**WRITTEN PROBLEM:**
Would you repeat the listing exactly but omit every picture?

**EXERCISE MATERIALS:**

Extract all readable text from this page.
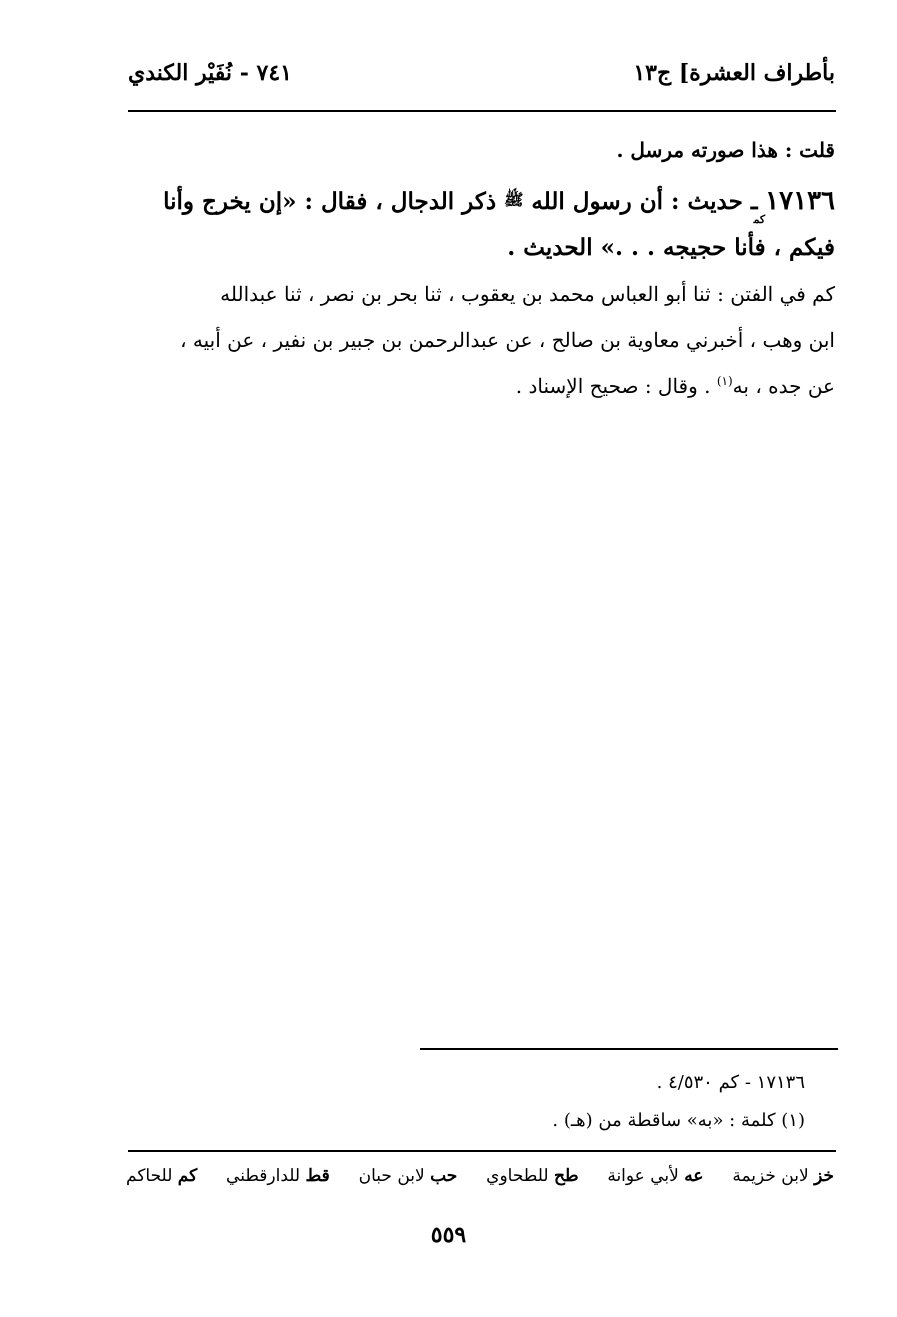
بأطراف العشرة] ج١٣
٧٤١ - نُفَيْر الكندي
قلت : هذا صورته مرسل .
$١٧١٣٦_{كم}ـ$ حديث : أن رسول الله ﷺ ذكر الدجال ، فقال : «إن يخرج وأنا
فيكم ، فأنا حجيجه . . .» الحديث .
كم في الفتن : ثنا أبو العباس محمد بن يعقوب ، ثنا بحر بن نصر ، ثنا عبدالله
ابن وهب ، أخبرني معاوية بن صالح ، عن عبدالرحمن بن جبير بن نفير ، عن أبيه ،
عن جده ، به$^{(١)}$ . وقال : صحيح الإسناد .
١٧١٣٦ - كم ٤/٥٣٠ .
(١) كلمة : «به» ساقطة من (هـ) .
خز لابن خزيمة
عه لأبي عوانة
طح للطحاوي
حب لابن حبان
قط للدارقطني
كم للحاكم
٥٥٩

**RESULT FOR THIS EXERCISE:**
Extract all readable text from this page.
بأطراف العشرة] ج١٣
٧٤١ - نُفَيْر الكندي
قلت : هذا صورته مرسل .
$١٧١٣٦_{كم}ـ$ حديث : أن رسول الله ﷺ ذكر الدجال ، فقال : «إن يخرج وأنا
فيكم ، فأنا حجيجه . . .» الحديث .
كم في الفتن : ثنا أبو العباس محمد بن يعقوب ، ثنا بحر بن نصر ، ثنا عبدالله
ابن وهب ، أخبرني معاوية بن صالح ، عن عبدالرحمن بن جبير بن نفير ، عن أبيه ،
عن جده ، به$^{(١)}$ . وقال : صحيح الإسناد .
١٧١٣٦ - كم ٤/٥٣٠ .
(١) كلمة : «به» ساقطة من (هـ) .
خز لابن خزيمة
عه لأبي عوانة
طح للطحاوي
حب لابن حبان
قط للدارقطني
كم للحاكم
٥٥٩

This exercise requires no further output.